INSTRUCTION: In the following material, identify every line holding the string "JSON" and return it.

==========

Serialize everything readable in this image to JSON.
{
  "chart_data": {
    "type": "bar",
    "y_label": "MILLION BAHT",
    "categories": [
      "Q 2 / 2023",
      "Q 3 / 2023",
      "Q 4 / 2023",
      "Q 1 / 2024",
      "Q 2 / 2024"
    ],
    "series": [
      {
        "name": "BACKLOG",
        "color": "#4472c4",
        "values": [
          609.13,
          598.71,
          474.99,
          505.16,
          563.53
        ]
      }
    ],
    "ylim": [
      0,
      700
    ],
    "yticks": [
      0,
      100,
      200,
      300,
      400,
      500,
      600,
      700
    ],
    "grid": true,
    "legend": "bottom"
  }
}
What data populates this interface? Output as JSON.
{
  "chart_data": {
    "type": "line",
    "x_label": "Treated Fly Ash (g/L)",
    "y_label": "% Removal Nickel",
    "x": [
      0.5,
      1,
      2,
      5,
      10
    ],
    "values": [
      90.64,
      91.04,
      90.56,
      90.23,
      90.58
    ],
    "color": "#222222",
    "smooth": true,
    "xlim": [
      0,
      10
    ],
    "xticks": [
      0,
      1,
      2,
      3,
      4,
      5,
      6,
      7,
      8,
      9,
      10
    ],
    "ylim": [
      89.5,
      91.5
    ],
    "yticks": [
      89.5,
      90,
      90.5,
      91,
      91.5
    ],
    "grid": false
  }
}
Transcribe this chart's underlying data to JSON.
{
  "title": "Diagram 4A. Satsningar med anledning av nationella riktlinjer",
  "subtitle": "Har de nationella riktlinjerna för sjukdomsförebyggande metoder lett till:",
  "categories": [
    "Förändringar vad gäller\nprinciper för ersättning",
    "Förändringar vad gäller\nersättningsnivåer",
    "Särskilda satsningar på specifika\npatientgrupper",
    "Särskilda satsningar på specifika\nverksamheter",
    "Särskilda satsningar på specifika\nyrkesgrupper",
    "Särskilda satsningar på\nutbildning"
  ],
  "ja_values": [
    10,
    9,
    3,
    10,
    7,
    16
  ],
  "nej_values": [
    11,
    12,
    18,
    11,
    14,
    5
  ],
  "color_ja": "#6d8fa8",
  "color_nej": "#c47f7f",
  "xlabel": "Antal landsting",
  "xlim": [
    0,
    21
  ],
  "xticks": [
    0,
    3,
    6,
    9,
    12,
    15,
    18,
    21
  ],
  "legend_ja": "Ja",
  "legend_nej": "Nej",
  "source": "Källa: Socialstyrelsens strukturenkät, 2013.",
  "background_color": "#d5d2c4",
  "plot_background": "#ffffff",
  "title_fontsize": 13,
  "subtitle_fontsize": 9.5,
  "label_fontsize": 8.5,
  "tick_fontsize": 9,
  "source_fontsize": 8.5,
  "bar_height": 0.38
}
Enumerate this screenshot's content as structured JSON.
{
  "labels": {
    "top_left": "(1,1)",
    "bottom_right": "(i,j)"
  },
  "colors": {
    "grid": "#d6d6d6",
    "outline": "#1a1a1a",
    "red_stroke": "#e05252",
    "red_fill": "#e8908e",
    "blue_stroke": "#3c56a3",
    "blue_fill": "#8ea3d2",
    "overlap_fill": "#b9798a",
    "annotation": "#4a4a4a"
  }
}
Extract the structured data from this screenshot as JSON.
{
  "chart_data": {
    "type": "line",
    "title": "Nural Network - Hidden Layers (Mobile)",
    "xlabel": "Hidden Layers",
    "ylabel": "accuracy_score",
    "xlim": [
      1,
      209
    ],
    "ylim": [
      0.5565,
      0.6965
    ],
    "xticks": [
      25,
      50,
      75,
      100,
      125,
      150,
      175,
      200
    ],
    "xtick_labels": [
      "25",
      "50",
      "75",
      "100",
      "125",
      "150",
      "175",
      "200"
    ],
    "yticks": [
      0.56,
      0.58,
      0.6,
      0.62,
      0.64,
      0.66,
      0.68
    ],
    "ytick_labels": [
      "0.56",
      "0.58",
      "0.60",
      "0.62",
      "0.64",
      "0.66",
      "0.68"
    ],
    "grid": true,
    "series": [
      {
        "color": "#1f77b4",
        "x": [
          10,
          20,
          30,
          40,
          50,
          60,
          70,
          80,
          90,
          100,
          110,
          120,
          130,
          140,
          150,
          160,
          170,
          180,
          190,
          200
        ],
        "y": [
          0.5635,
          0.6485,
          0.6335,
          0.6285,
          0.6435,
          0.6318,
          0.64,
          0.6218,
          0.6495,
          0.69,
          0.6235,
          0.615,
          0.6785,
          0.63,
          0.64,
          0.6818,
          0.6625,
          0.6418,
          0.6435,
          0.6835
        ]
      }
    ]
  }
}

==========

TASK RESPONSE:
Serialize everything readable in this image to JSON.
What data populates this interface? Output as JSON.
Transcribe this chart's underlying data to JSON.
Enumerate this screenshot's content as structured JSON.
Extract the structured data from this screenshot as JSON.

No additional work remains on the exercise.